▸ **Material for this exercise**
_ _ _

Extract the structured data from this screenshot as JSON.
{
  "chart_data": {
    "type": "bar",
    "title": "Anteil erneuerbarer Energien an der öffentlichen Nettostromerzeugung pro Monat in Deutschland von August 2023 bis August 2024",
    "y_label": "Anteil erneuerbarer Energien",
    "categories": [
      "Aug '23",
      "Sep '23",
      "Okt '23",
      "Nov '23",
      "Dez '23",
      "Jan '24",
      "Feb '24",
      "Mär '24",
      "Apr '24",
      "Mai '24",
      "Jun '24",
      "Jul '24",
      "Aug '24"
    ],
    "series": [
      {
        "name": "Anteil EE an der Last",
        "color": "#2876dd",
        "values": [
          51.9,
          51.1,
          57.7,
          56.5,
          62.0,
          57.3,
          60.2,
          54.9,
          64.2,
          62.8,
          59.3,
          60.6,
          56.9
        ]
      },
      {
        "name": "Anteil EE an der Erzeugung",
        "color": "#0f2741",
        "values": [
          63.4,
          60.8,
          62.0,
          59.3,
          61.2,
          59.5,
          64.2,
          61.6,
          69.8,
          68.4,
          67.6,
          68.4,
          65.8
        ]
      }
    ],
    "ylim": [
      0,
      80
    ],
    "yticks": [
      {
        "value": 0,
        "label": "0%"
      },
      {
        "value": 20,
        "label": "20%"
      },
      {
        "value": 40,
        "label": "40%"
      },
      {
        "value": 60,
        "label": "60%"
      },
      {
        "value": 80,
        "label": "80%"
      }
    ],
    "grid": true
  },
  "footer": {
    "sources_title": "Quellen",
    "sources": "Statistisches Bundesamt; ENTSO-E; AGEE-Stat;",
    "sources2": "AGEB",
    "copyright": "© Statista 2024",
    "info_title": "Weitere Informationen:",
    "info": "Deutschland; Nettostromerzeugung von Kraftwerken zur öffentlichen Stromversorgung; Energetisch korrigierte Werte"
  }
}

_ _ _

▸ **What is expected**
Reproduce the entries above exactly.

▸ **Final result**
Extract the structured data from this screenshot as JSON.
{
  "chart_data": {
    "type": "bar",
    "title": "Anteil erneuerbarer Energien an der öffentlichen Nettostromerzeugung pro Monat in Deutschland von August 2023 bis August 2024",
    "y_label": "Anteil erneuerbarer Energien",
    "categories": [
      "Aug '23",
      "Sep '23",
      "Okt '23",
      "Nov '23",
      "Dez '23",
      "Jan '24",
      "Feb '24",
      "Mär '24",
      "Apr '24",
      "Mai '24",
      "Jun '24",
      "Jul '24",
      "Aug '24"
    ],
    "series": [
      {
        "name": "Anteil EE an der Last",
        "color": "#2876dd",
        "values": [
          51.9,
          51.1,
          57.7,
          56.5,
          62.0,
          57.3,
          60.2,
          54.9,
          64.2,
          62.8,
          59.3,
          60.6,
          56.9
        ]
      },
      {
        "name": "Anteil EE an der Erzeugung",
        "color": "#0f2741",
        "values": [
          63.4,
          60.8,
          62.0,
          59.3,
          61.2,
          59.5,
          64.2,
          61.6,
          69.8,
          68.4,
          67.6,
          68.4,
          65.8
        ]
      }
    ],
    "ylim": [
      0,
      80
    ],
    "yticks": [
      {
        "value": 0,
        "label": "0%"
      },
      {
        "value": 20,
        "label": "20%"
      },
      {
        "value": 40,
        "label": "40%"
      },
      {
        "value": 60,
        "label": "60%"
      },
      {
        "value": 80,
        "label": "80%"
      }
    ],
    "grid": true
  },
  "footer": {
    "sources_title": "Quellen",
    "sources": "Statistisches Bundesamt; ENTSO-E; AGEE-Stat;",
    "sources2": "AGEB",
    "copyright": "© Statista 2024",
    "info_title": "Weitere Informationen:",
    "info": "Deutschland; Nettostromerzeugung von Kraftwerken zur öffentlichen Stromversorgung; Energetisch korrigierte Werte"
  }
}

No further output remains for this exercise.